◆ TO BE DONE ◆
Below is some material; transcribe all of it exactly.

◆ PROVIDED DATA ◆
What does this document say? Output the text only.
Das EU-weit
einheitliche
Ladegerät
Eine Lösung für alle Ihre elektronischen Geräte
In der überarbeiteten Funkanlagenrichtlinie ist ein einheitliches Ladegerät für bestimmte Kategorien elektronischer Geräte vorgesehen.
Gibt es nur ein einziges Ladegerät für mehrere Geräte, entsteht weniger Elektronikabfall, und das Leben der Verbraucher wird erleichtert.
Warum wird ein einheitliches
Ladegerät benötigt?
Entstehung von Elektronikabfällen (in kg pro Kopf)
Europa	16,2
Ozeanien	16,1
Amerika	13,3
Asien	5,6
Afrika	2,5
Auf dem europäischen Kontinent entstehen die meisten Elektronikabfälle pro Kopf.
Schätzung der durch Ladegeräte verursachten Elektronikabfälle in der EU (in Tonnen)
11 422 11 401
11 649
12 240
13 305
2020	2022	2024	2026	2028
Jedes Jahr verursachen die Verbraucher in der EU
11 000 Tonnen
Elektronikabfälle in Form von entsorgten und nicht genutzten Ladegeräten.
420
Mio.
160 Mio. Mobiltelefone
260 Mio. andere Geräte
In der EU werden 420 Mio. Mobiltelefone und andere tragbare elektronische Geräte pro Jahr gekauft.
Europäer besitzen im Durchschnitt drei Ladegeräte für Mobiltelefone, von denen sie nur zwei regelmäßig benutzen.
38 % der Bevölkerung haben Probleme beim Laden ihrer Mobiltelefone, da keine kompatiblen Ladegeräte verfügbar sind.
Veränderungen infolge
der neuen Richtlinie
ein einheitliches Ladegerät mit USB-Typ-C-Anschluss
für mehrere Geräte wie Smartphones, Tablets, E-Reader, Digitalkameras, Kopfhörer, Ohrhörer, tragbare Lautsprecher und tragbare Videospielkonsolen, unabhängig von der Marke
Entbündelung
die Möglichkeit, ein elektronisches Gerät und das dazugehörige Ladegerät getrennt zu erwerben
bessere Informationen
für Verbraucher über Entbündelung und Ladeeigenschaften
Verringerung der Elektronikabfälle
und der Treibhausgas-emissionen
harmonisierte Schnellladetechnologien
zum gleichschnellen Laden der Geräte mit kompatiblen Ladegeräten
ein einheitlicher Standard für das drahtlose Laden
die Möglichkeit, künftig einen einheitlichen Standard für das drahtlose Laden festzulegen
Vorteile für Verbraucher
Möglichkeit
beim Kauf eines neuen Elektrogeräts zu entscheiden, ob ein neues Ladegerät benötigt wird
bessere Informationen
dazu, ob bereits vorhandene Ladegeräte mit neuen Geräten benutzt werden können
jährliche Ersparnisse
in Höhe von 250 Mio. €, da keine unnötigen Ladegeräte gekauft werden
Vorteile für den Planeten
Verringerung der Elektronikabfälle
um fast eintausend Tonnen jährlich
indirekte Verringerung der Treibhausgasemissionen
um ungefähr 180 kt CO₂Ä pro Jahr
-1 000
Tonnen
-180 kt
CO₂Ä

◆ TASK ANSWER ◆
What does this document say? Output the text only.
Das EU-weit
einheitliche
Ladegerät
Eine Lösung für alle Ihre elektronischen Geräte
In der überarbeiteten Funkanlagenrichtlinie ist ein einheitliches Ladegerät für bestimmte Kategorien elektronischer Geräte vorgesehen.
Gibt es nur ein einziges Ladegerät für mehrere Geräte, entsteht weniger Elektronikabfall, und das Leben der Verbraucher wird erleichtert.
Warum wird ein einheitliches
Ladegerät benötigt?
Entstehung von Elektronikabfällen (in kg pro Kopf)
Europa	16,2
Ozeanien	16,1
Amerika	13,3
Asien	5,6
Afrika	2,5
Auf dem europäischen Kontinent entstehen die meisten Elektronikabfälle pro Kopf.
Schätzung der durch Ladegeräte verursachten Elektronikabfälle in der EU (in Tonnen)
11 422 11 401
11 649
12 240
13 305
2020	2022	2024	2026	2028
Jedes Jahr verursachen die Verbraucher in der EU
11 000 Tonnen
Elektronikabfälle in Form von entsorgten und nicht genutzten Ladegeräten.
420
Mio.
160 Mio. Mobiltelefone
260 Mio. andere Geräte
In der EU werden 420 Mio. Mobiltelefone und andere tragbare elektronische Geräte pro Jahr gekauft.
Europäer besitzen im Durchschnitt drei Ladegeräte für Mobiltelefone, von denen sie nur zwei regelmäßig benutzen.
38 % der Bevölkerung haben Probleme beim Laden ihrer Mobiltelefone, da keine kompatiblen Ladegeräte verfügbar sind.
Veränderungen infolge
der neuen Richtlinie
ein einheitliches Ladegerät mit USB-Typ-C-Anschluss
für mehrere Geräte wie Smartphones, Tablets, E-Reader, Digitalkameras, Kopfhörer, Ohrhörer, tragbare Lautsprecher und tragbare Videospielkonsolen, unabhängig von der Marke
Entbündelung
die Möglichkeit, ein elektronisches Gerät und das dazugehörige Ladegerät getrennt zu erwerben
bessere Informationen
für Verbraucher über Entbündelung und Ladeeigenschaften
Verringerung der Elektronikabfälle
und der Treibhausgas-emissionen
harmonisierte Schnellladetechnologien
zum gleichschnellen Laden der Geräte mit kompatiblen Ladegeräten
ein einheitlicher Standard für das drahtlose Laden
die Möglichkeit, künftig einen einheitlichen Standard für das drahtlose Laden festzulegen
Vorteile für Verbraucher
Möglichkeit
beim Kauf eines neuen Elektrogeräts zu entscheiden, ob ein neues Ladegerät benötigt wird
bessere Informationen
dazu, ob bereits vorhandene Ladegeräte mit neuen Geräten benutzt werden können
jährliche Ersparnisse
in Höhe von 250 Mio. €, da keine unnötigen Ladegeräte gekauft werden
Vorteile für den Planeten
Verringerung der Elektronikabfälle
um fast eintausend Tonnen jährlich
indirekte Verringerung der Treibhausgasemissionen
um ungefähr 180 kt CO₂Ä pro Jahr
-1 000
Tonnen
-180 kt
CO₂Ä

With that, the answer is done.